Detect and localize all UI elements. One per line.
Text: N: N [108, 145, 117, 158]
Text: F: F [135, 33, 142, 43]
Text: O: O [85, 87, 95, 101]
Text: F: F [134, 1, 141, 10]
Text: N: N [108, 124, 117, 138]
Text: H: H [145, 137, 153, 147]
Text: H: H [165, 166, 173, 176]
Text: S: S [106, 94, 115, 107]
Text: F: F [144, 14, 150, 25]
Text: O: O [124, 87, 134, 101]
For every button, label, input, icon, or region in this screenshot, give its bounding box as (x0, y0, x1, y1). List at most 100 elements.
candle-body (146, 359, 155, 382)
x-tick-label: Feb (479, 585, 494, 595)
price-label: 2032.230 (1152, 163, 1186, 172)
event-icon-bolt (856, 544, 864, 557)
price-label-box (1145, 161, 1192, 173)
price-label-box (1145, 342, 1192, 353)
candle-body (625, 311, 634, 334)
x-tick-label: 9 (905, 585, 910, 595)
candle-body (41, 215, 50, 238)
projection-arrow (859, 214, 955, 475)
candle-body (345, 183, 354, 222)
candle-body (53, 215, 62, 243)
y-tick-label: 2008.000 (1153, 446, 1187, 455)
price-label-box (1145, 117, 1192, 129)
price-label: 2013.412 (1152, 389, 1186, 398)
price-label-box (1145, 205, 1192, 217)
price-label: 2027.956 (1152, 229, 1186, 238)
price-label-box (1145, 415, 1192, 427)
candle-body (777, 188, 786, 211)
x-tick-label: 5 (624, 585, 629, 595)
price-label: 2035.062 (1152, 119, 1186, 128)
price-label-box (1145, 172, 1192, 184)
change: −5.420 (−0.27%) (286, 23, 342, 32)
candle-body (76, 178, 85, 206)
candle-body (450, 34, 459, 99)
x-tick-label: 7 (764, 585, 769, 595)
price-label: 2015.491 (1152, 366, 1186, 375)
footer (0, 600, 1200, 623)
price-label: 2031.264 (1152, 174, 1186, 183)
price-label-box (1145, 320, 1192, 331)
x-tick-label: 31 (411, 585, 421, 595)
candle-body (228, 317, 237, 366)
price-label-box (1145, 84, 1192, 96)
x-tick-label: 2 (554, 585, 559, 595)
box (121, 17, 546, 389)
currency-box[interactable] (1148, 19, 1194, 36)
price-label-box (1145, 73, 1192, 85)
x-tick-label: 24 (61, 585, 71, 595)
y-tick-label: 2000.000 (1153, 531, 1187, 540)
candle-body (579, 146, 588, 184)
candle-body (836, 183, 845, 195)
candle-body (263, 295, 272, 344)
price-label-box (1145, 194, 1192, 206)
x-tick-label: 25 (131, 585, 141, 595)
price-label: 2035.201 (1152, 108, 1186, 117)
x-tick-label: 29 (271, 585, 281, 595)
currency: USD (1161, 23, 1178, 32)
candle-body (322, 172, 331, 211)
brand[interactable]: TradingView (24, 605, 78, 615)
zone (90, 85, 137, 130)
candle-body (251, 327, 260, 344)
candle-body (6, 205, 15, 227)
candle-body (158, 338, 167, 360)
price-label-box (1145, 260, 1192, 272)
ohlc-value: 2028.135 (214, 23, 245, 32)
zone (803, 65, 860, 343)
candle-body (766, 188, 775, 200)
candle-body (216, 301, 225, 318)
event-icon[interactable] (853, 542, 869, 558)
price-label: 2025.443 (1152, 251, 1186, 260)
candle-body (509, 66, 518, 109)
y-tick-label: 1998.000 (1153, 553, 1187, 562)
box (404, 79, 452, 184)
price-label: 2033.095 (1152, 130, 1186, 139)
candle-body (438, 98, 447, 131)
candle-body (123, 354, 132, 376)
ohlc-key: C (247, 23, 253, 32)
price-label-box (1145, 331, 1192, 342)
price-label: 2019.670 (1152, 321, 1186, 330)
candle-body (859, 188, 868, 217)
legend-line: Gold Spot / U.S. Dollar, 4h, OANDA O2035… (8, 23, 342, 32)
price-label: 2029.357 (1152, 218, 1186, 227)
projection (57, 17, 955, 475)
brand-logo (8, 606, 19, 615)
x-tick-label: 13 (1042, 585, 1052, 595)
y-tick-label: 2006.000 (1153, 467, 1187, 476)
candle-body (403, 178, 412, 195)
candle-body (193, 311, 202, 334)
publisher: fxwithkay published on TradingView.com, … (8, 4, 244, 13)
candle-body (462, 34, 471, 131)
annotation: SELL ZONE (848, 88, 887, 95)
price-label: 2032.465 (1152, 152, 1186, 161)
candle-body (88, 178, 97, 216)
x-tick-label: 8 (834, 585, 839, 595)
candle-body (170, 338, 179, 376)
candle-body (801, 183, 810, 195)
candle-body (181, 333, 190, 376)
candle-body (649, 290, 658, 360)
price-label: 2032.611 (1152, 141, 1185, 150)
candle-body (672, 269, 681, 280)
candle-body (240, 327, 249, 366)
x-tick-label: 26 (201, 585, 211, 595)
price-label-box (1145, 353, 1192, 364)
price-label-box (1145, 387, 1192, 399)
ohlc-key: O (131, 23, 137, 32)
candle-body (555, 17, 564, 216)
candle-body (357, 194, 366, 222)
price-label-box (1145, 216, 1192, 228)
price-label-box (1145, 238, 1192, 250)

Given request –
Rewrite all of the material above, changing "candle-body" to "candlestick" everywhere it appears and leaving everything else as it is.

Result of the exercise –
Detect and localize all UI elements. One per line.
Text: N: N [108, 145, 117, 158]
Text: F: F [135, 33, 142, 43]
Text: O: O [85, 87, 95, 101]
Text: F: F [134, 1, 141, 10]
Text: N: N [108, 124, 117, 138]
Text: H: H [145, 137, 153, 147]
Text: H: H [165, 166, 173, 176]
Text: S: S [106, 94, 115, 107]
Text: F: F [144, 14, 150, 25]
Text: O: O [124, 87, 134, 101]
For every button, label, input, icon, or region in this screenshot, give its bounding box as (x0, y0, x1, y1). List at most 100 elements.
candlestick (146, 359, 155, 382)
x-tick-label: Feb (479, 585, 494, 595)
price-label: 2032.230 (1152, 163, 1186, 172)
event-icon-bolt (856, 544, 864, 557)
price-label-box (1145, 161, 1192, 173)
price-label-box (1145, 342, 1192, 353)
candlestick (625, 311, 634, 334)
x-tick-label: 9 (905, 585, 910, 595)
candlestick (41, 215, 50, 238)
projection-arrow (859, 214, 955, 475)
candlestick (345, 183, 354, 222)
candlestick (53, 215, 62, 243)
y-tick-label: 2008.000 (1153, 446, 1187, 455)
price-label-box (1145, 117, 1192, 129)
price-label: 2013.412 (1152, 389, 1186, 398)
price-label-box (1145, 205, 1192, 217)
price-label: 2027.956 (1152, 229, 1186, 238)
price-label-box (1145, 415, 1192, 427)
candlestick (777, 188, 786, 211)
x-tick-label: 5 (624, 585, 629, 595)
price-label: 2035.062 (1152, 119, 1186, 128)
price-label-box (1145, 172, 1192, 184)
change: −5.420 (−0.27%) (286, 23, 342, 32)
candlestick (76, 178, 85, 206)
candlestick (450, 34, 459, 99)
x-tick-label: 7 (764, 585, 769, 595)
price-label: 2015.491 (1152, 366, 1186, 375)
footer (0, 600, 1200, 623)
price-label: 2031.264 (1152, 174, 1186, 183)
price-label-box (1145, 320, 1192, 331)
x-tick-label: 31 (411, 585, 421, 595)
candlestick (228, 317, 237, 366)
price-label-box (1145, 84, 1192, 96)
x-tick-label: 2 (554, 585, 559, 595)
box (121, 17, 546, 389)
currency-box[interactable] (1148, 19, 1194, 36)
price-label-box (1145, 73, 1192, 85)
x-tick-label: 24 (61, 585, 71, 595)
y-tick-label: 2000.000 (1153, 531, 1187, 540)
candlestick (579, 146, 588, 184)
candlestick (836, 183, 845, 195)
candlestick (263, 295, 272, 344)
price-label-box (1145, 194, 1192, 206)
x-tick-label: 25 (131, 585, 141, 595)
price-label: 2035.201 (1152, 108, 1186, 117)
x-tick-label: 29 (271, 585, 281, 595)
currency: USD (1161, 23, 1178, 32)
candlestick (322, 172, 331, 211)
brand[interactable]: TradingView (24, 605, 78, 615)
zone (90, 85, 137, 130)
candlestick (251, 327, 260, 344)
candlestick (6, 205, 15, 227)
candlestick (158, 338, 167, 360)
price-label-box (1145, 260, 1192, 272)
ohlc-value: 2028.135 (214, 23, 245, 32)
zone (803, 65, 860, 343)
candlestick (766, 188, 775, 200)
candlestick (216, 301, 225, 318)
event-icon[interactable] (853, 542, 869, 558)
price-label: 2025.443 (1152, 251, 1186, 260)
candlestick (509, 66, 518, 109)
y-tick-label: 1998.000 (1153, 553, 1187, 562)
box (404, 79, 452, 184)
price-label: 2033.095 (1152, 130, 1186, 139)
candlestick (438, 98, 447, 131)
candlestick (123, 354, 132, 376)
ohlc-key: C (247, 23, 253, 32)
price-label-box (1145, 331, 1192, 342)
price-label: 2019.670 (1152, 321, 1186, 330)
candlestick (859, 188, 868, 217)
legend-line: Gold Spot / U.S. Dollar, 4h, OANDA O2035… (8, 23, 342, 32)
price-label: 2029.357 (1152, 218, 1186, 227)
projection (57, 17, 955, 475)
brand-logo (8, 606, 19, 615)
x-tick-label: 13 (1042, 585, 1052, 595)
y-tick-label: 2006.000 (1153, 467, 1187, 476)
candlestick (403, 178, 412, 195)
candlestick (193, 311, 202, 334)
publisher: fxwithkay published on TradingView.com, … (8, 4, 244, 13)
candlestick (462, 34, 471, 131)
annotation: SELL ZONE (848, 88, 887, 95)
price-label: 2032.465 (1152, 152, 1186, 161)
candlestick (88, 178, 97, 216)
x-tick-label: 8 (834, 585, 839, 595)
candlestick (170, 338, 179, 376)
candlestick (801, 183, 810, 195)
candlestick (181, 333, 190, 376)
candlestick (649, 290, 658, 360)
price-label: 2032.611 (1152, 141, 1185, 150)
candlestick (672, 269, 681, 280)
candlestick (240, 327, 249, 366)
x-tick-label: 26 (201, 585, 211, 595)
price-label-box (1145, 353, 1192, 364)
price-label-box (1145, 387, 1192, 399)
ohlc-key: O (131, 23, 137, 32)
candlestick (555, 17, 564, 216)
candlestick (357, 194, 366, 222)
price-label-box (1145, 216, 1192, 228)
price-label-box (1145, 238, 1192, 250)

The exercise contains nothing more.